### TASK DATA
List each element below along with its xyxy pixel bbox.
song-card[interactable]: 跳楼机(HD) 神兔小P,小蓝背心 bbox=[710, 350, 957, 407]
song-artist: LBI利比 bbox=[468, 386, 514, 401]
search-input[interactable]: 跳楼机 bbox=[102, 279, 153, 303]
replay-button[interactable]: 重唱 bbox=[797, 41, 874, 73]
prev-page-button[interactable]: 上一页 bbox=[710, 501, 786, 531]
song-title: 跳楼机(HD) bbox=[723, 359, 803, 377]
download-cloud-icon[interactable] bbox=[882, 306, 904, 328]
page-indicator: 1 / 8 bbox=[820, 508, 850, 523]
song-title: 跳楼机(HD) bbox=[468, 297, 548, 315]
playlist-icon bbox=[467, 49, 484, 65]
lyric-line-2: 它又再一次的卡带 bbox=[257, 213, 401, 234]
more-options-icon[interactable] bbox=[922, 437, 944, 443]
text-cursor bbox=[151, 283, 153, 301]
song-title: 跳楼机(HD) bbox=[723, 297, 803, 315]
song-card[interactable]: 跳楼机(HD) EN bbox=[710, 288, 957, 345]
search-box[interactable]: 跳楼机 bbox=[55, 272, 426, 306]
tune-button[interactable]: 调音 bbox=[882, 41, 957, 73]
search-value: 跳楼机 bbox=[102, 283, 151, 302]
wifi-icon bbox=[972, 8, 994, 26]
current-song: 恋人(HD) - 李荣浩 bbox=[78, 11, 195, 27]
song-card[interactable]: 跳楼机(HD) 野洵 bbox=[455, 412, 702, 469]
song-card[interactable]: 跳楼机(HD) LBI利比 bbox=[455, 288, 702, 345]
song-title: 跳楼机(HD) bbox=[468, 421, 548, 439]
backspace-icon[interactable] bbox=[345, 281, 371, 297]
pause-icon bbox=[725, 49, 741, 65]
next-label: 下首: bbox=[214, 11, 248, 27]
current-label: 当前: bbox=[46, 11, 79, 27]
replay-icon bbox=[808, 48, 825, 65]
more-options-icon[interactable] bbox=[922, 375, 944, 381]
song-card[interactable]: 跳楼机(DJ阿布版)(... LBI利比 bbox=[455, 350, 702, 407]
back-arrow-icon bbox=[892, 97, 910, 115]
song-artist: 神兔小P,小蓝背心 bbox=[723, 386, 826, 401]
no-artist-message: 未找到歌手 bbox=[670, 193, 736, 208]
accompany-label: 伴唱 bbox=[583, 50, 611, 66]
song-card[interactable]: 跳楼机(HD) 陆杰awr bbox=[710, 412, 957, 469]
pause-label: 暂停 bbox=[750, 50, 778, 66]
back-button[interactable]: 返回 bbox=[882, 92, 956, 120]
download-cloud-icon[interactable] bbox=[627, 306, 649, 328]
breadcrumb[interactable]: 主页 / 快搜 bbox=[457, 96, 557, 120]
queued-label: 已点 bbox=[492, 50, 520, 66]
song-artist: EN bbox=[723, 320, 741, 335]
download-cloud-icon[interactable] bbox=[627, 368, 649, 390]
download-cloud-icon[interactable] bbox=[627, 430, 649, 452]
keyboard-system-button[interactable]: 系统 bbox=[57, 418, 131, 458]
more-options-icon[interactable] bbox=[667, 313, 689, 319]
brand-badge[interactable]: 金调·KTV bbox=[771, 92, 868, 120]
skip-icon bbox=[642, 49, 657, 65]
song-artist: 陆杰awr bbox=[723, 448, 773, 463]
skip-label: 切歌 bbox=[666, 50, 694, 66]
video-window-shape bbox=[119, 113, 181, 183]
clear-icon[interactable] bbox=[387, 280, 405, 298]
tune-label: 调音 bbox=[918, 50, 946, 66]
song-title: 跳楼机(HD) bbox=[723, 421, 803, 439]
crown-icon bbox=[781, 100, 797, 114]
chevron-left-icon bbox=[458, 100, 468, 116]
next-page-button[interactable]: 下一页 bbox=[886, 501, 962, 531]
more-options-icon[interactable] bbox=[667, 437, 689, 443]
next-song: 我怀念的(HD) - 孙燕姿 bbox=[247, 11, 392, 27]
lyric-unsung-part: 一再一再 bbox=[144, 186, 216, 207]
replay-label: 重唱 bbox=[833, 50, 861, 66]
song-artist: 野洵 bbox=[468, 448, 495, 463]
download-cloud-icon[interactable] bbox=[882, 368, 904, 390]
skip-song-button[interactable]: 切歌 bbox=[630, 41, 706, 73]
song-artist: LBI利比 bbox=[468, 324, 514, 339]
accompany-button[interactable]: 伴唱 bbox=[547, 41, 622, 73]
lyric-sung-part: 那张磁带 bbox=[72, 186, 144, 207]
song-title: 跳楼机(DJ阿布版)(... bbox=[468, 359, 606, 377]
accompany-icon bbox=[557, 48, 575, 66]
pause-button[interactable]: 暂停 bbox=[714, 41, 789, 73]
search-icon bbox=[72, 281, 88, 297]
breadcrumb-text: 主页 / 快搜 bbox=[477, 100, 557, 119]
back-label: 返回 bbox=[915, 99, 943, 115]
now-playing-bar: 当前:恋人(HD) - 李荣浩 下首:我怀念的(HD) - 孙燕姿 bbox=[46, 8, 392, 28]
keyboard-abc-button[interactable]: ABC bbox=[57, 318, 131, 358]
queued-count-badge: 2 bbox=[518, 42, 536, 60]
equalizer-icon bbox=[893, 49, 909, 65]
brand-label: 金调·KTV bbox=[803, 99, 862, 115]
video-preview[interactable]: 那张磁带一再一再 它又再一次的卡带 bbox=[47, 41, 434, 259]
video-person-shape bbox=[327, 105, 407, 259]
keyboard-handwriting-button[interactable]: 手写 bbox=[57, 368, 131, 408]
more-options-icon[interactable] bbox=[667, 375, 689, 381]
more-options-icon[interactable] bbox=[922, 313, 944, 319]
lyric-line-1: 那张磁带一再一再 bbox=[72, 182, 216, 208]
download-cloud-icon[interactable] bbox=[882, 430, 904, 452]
######
▶ _REQUIREMENTS_: Copy the rows again without any changes, starting at the first row and ending at the row that contains "song-card[interactable]: 跳楼机(HD) LBI利比".

▶ _RESPONSE FOR THIS EXERCISE_:
List each element below along with its xyxy pixel bbox.
song-card[interactable]: 跳楼机(HD) 神兔小P,小蓝背心 bbox=[710, 350, 957, 407]
song-artist: LBI利比 bbox=[468, 386, 514, 401]
search-input[interactable]: 跳楼机 bbox=[102, 279, 153, 303]
replay-button[interactable]: 重唱 bbox=[797, 41, 874, 73]
prev-page-button[interactable]: 上一页 bbox=[710, 501, 786, 531]
song-title: 跳楼机(HD) bbox=[723, 359, 803, 377]
download-cloud-icon[interactable] bbox=[882, 306, 904, 328]
page-indicator: 1 / 8 bbox=[820, 508, 850, 523]
song-title: 跳楼机(HD) bbox=[468, 297, 548, 315]
playlist-icon bbox=[467, 49, 484, 65]
lyric-line-2: 它又再一次的卡带 bbox=[257, 213, 401, 234]
more-options-icon[interactable] bbox=[922, 437, 944, 443]
text-cursor bbox=[151, 283, 153, 301]
song-title: 跳楼机(HD) bbox=[723, 297, 803, 315]
song-card[interactable]: 跳楼机(HD) EN bbox=[710, 288, 957, 345]
search-box[interactable]: 跳楼机 bbox=[55, 272, 426, 306]
tune-button[interactable]: 调音 bbox=[882, 41, 957, 73]
search-value: 跳楼机 bbox=[102, 283, 151, 302]
wifi-icon bbox=[972, 8, 994, 26]
current-song: 恋人(HD) - 李荣浩 bbox=[78, 11, 195, 27]
song-card[interactable]: 跳楼机(HD) 野洵 bbox=[455, 412, 702, 469]
song-card[interactable]: 跳楼机(HD) LBI利比 bbox=[455, 288, 702, 345]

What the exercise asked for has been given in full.